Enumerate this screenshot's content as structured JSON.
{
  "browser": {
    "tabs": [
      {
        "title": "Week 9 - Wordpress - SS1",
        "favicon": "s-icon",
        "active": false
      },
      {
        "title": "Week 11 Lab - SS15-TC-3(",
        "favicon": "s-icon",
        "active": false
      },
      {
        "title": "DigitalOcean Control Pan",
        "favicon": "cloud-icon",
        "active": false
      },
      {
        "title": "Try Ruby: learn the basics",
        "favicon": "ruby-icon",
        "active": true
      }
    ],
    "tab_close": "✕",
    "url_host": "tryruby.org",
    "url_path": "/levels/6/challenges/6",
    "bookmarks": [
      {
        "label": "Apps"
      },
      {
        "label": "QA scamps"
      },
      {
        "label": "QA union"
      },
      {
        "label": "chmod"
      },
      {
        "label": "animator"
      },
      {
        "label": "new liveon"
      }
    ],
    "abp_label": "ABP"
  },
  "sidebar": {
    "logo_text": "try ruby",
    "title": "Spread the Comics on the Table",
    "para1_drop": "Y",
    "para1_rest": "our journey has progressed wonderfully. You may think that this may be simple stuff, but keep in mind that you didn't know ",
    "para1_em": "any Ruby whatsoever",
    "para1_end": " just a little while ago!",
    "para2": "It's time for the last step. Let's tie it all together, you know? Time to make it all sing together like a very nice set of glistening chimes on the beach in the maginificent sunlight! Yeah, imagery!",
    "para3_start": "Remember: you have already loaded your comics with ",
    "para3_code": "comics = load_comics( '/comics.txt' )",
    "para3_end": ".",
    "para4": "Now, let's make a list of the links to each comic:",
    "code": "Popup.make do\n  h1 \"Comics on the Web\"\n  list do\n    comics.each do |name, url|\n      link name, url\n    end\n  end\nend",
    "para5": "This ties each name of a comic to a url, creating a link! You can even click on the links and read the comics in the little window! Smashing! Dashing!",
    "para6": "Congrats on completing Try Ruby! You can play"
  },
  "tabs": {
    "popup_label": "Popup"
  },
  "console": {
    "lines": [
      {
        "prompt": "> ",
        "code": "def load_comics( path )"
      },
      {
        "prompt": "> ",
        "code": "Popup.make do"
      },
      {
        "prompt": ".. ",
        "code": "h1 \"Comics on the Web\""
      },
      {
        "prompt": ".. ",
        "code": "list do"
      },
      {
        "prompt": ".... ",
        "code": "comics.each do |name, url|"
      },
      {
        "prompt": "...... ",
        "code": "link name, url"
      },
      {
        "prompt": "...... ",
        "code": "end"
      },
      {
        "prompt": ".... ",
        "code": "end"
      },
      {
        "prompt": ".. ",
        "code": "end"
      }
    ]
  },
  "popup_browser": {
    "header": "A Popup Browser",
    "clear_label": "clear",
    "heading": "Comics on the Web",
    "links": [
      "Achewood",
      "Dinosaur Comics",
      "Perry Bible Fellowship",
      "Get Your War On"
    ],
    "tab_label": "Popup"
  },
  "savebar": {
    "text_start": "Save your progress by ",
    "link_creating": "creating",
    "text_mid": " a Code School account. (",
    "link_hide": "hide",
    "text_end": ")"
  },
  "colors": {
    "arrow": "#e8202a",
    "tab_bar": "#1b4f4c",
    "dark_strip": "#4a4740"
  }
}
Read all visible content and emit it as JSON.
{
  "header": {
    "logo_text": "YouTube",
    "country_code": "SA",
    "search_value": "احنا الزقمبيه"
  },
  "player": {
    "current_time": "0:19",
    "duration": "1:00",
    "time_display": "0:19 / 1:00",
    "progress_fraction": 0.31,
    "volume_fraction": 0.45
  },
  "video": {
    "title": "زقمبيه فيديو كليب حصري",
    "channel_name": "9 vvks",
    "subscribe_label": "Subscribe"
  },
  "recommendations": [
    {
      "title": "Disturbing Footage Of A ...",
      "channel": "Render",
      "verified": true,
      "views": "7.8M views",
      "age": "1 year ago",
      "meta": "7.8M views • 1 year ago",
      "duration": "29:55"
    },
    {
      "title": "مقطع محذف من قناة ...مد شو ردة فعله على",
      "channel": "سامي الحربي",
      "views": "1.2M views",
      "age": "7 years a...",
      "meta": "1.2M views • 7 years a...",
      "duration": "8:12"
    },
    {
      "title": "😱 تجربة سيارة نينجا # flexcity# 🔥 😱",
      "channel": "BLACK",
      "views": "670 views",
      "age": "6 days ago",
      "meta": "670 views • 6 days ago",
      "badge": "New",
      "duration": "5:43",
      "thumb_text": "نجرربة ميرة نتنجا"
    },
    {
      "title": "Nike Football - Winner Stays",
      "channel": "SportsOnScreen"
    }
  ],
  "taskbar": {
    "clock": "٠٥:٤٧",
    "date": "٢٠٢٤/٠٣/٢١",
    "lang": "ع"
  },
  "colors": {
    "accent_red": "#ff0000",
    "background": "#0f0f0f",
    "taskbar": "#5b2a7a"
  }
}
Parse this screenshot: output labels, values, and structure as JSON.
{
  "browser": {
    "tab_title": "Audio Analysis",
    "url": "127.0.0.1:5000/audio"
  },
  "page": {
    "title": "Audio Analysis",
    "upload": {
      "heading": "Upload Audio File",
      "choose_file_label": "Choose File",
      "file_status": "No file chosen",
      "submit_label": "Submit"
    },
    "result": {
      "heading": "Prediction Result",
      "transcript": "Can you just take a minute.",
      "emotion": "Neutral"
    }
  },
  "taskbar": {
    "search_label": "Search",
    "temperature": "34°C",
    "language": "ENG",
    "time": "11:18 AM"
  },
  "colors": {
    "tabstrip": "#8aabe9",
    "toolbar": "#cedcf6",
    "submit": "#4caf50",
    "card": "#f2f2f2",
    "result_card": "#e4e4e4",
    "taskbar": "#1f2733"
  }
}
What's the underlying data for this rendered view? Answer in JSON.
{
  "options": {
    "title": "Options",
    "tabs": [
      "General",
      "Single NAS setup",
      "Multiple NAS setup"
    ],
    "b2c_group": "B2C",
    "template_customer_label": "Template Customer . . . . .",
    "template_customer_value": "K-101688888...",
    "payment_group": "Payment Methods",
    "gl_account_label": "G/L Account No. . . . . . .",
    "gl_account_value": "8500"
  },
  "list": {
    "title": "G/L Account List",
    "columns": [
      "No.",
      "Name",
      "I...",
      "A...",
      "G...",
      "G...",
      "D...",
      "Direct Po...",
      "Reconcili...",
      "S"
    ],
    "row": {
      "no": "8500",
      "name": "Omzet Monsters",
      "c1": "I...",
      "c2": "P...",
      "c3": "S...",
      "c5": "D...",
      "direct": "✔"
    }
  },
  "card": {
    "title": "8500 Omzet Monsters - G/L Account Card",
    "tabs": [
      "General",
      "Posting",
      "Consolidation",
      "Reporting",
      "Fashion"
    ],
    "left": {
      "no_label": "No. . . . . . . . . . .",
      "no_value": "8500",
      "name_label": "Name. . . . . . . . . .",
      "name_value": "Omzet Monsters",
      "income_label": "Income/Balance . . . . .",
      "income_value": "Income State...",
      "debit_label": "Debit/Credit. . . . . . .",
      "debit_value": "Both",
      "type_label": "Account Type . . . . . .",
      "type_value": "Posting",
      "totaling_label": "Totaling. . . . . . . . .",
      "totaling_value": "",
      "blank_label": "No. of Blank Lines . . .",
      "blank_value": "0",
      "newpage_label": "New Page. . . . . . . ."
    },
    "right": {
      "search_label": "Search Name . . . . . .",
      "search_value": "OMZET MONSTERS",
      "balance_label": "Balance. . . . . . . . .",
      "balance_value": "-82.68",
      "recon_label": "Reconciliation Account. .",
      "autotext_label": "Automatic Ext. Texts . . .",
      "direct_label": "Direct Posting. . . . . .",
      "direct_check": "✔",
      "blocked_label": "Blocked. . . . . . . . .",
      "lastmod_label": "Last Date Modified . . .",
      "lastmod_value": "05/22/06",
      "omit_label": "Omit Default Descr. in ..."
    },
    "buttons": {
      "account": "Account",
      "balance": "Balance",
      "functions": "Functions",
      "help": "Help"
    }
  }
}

::::::::

### What you will do
How many lines in these entries hold the string "heading"? Answer with the number alone.

### Task result
3